**Goal:** Pull out every line below that contains the word "polarized".

Excerpt from a dataset:
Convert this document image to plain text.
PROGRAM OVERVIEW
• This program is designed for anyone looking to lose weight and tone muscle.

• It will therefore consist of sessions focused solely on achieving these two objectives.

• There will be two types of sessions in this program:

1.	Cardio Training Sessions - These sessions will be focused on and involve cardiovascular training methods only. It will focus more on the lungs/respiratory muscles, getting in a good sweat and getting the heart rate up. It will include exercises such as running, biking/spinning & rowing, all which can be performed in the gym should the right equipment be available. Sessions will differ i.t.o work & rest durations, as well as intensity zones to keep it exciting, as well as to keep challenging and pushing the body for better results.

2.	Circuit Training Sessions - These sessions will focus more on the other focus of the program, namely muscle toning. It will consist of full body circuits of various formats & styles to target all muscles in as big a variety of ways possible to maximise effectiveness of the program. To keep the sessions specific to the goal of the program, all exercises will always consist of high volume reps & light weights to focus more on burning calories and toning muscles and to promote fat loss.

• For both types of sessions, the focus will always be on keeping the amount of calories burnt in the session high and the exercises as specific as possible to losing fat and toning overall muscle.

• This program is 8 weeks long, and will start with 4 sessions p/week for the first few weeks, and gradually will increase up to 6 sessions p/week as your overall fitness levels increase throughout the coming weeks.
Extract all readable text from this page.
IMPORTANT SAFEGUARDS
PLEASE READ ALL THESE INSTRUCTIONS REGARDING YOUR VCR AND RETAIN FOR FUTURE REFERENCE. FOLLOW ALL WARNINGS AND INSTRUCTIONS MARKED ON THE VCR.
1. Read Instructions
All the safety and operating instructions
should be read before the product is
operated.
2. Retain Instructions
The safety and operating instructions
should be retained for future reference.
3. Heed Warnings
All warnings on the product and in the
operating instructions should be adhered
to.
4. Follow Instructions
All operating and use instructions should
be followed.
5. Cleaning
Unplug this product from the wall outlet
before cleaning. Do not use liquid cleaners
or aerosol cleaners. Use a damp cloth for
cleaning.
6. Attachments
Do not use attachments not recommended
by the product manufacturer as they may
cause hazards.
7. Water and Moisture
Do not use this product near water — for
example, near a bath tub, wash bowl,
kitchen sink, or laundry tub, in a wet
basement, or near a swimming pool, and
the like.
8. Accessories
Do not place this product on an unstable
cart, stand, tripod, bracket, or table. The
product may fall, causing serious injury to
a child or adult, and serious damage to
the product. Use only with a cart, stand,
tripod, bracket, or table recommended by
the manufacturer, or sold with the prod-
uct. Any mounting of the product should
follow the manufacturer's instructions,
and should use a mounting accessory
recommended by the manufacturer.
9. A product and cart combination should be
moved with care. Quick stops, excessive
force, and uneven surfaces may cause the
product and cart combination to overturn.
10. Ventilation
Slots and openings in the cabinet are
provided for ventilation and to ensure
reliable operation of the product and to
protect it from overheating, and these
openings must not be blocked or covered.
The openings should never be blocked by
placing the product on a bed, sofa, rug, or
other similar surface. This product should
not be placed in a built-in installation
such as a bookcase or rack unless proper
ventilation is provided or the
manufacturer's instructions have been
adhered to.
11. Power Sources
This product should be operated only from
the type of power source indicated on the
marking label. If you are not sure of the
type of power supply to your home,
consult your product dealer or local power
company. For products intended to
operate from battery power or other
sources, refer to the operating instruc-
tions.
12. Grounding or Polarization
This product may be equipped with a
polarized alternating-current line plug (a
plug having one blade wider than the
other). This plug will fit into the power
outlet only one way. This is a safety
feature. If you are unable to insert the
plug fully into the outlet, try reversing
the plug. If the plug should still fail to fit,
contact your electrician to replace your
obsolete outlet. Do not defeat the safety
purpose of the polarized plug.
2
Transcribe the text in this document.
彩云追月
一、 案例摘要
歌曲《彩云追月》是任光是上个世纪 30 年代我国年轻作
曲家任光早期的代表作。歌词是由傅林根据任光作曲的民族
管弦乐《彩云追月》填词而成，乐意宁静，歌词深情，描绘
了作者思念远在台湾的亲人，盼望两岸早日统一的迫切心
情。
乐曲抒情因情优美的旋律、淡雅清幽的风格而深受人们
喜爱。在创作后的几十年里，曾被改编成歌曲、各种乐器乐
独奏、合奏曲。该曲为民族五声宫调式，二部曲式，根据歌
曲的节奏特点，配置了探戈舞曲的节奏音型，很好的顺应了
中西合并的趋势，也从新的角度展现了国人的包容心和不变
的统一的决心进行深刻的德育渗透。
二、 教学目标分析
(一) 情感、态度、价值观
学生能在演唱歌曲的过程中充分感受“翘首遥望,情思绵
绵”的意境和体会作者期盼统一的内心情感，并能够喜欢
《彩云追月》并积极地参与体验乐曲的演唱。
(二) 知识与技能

**Task response:**
polarized alternating-current line plug (a
purpose of the polarized plug.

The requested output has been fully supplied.